-- begin DATA FOR THE TASK --

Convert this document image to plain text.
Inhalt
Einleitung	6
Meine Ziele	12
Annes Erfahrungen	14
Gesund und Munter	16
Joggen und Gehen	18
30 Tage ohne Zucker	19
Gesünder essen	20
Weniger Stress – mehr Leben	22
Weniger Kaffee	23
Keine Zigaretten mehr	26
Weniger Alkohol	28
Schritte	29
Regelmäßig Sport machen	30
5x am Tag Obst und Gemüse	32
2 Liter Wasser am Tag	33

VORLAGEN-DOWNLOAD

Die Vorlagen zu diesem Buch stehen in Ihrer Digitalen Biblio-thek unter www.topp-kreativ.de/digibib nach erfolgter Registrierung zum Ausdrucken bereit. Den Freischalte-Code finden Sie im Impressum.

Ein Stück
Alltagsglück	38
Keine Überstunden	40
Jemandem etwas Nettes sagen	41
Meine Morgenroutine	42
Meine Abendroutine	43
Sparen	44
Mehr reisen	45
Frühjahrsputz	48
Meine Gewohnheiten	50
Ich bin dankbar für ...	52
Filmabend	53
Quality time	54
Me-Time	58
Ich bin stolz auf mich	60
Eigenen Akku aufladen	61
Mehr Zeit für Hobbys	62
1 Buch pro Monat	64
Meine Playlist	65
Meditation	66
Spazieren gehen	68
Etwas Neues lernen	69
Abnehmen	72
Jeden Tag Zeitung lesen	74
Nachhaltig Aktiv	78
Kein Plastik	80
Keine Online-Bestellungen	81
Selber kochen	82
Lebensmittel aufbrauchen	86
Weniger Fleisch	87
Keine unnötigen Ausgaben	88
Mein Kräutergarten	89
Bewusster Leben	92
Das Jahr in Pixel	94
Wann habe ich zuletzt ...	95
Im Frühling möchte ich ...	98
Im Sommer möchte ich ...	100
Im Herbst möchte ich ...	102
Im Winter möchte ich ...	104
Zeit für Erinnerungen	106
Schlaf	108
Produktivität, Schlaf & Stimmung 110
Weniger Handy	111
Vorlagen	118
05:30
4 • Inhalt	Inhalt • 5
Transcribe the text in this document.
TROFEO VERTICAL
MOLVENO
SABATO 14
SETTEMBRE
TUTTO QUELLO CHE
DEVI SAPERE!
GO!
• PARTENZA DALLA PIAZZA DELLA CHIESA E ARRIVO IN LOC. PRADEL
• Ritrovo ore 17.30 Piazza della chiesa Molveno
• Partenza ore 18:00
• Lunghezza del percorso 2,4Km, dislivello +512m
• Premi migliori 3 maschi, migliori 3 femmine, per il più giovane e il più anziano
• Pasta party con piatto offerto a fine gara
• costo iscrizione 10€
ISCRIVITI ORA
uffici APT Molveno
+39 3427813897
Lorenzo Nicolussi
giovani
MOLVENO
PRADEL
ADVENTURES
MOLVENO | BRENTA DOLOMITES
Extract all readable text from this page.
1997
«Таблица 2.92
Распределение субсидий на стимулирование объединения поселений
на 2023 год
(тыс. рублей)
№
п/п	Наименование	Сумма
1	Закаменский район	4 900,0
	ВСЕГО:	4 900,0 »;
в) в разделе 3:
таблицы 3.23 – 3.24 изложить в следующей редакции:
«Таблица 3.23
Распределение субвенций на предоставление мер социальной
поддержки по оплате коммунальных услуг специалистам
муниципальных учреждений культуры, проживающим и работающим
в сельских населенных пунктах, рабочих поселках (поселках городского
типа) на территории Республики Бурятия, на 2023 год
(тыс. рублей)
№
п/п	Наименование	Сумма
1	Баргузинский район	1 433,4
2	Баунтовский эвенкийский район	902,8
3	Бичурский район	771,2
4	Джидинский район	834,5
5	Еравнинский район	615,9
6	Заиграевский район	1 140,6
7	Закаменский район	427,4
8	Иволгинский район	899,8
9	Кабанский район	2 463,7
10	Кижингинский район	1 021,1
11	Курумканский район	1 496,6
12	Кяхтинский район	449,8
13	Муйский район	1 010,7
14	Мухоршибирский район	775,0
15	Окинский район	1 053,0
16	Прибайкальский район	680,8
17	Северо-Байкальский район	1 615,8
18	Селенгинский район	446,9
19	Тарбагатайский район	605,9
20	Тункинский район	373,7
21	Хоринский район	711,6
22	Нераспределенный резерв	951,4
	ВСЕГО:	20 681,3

-- end DATA FOR THE TASK --

[WRITTEN EXERCISE] Repeat the material above in full, quoting it exactly.

[THE COMPLETED TASK]
Convert this document image to plain text.
Inhalt
Einleitung	6
Meine Ziele	12
Annes Erfahrungen	14
Gesund und Munter	16
Joggen und Gehen	18
30 Tage ohne Zucker	19
Gesünder essen	20
Weniger Stress – mehr Leben	22
Weniger Kaffee	23
Keine Zigaretten mehr	26
Weniger Alkohol	28
Schritte	29
Regelmäßig Sport machen	30
5x am Tag Obst und Gemüse	32
2 Liter Wasser am Tag	33

VORLAGEN-DOWNLOAD

Die Vorlagen zu diesem Buch stehen in Ihrer Digitalen Biblio-thek unter www.topp-kreativ.de/digibib nach erfolgter Registrierung zum Ausdrucken bereit. Den Freischalte-Code finden Sie im Impressum.

Ein Stück
Alltagsglück	38
Keine Überstunden	40
Jemandem etwas Nettes sagen	41
Meine Morgenroutine	42
Meine Abendroutine	43
Sparen	44
Mehr reisen	45
Frühjahrsputz	48
Meine Gewohnheiten	50
Ich bin dankbar für ...	52
Filmabend	53
Quality time	54
Me-Time	58
Ich bin stolz auf mich	60
Eigenen Akku aufladen	61
Mehr Zeit für Hobbys	62
1 Buch pro Monat	64
Meine Playlist	65
Meditation	66
Spazieren gehen	68
Etwas Neues lernen	69
Abnehmen	72
Jeden Tag Zeitung lesen	74
Nachhaltig Aktiv	78
Kein Plastik	80
Keine Online-Bestellungen	81
Selber kochen	82
Lebensmittel aufbrauchen	86
Weniger Fleisch	87
Keine unnötigen Ausgaben	88
Mein Kräutergarten	89
Bewusster Leben	92
Das Jahr in Pixel	94
Wann habe ich zuletzt ...	95
Im Frühling möchte ich ...	98
Im Sommer möchte ich ...	100
Im Herbst möchte ich ...	102
Im Winter möchte ich ...	104
Zeit für Erinnerungen	106
Schlaf	108
Produktivität, Schlaf & Stimmung 110
Weniger Handy	111
Vorlagen	118
05:30
4 • Inhalt	Inhalt • 5
Transcribe the text in this document.
TROFEO VERTICAL
MOLVENO
SABATO 14
SETTEMBRE
TUTTO QUELLO CHE
DEVI SAPERE!
GO!
• PARTENZA DALLA PIAZZA DELLA CHIESA E ARRIVO IN LOC. PRADEL
• Ritrovo ore 17.30 Piazza della chiesa Molveno
• Partenza ore 18:00
• Lunghezza del percorso 2,4Km, dislivello +512m
• Premi migliori 3 maschi, migliori 3 femmine, per il più giovane e il più anziano
• Pasta party con piatto offerto a fine gara
• costo iscrizione 10€
ISCRIVITI ORA
uffici APT Molveno
+39 3427813897
Lorenzo Nicolussi
giovani
MOLVENO
PRADEL
ADVENTURES
MOLVENO | BRENTA DOLOMITES
Extract all readable text from this page.
1997
«Таблица 2.92
Распределение субсидий на стимулирование объединения поселений
на 2023 год
(тыс. рублей)
№
п/п	Наименование	Сумма
1	Закаменский район	4 900,0
	ВСЕГО:	4 900,0 »;
в) в разделе 3:
таблицы 3.23 – 3.24 изложить в следующей редакции:
«Таблица 3.23
Распределение субвенций на предоставление мер социальной
поддержки по оплате коммунальных услуг специалистам
муниципальных учреждений культуры, проживающим и работающим
в сельских населенных пунктах, рабочих поселках (поселках городского
типа) на территории Республики Бурятия, на 2023 год
(тыс. рублей)
№
п/п	Наименование	Сумма
1	Баргузинский район	1 433,4
2	Баунтовский эвенкийский район	902,8
3	Бичурский район	771,2
4	Джидинский район	834,5
5	Еравнинский район	615,9
6	Заиграевский район	1 140,6
7	Закаменский район	427,4
8	Иволгинский район	899,8
9	Кабанский район	2 463,7
10	Кижингинский район	1 021,1
11	Курумканский район	1 496,6
12	Кяхтинский район	449,8
13	Муйский район	1 010,7
14	Мухоршибирский район	775,0
15	Окинский район	1 053,0
16	Прибайкальский район	680,8
17	Северо-Байкальский район	1 615,8
18	Селенгинский район	446,9
19	Тарбагатайский район	605,9
20	Тункинский район	373,7
21	Хоринский район	711,6
22	Нераспределенный резерв	951,4
	ВСЕГО:	20 681,3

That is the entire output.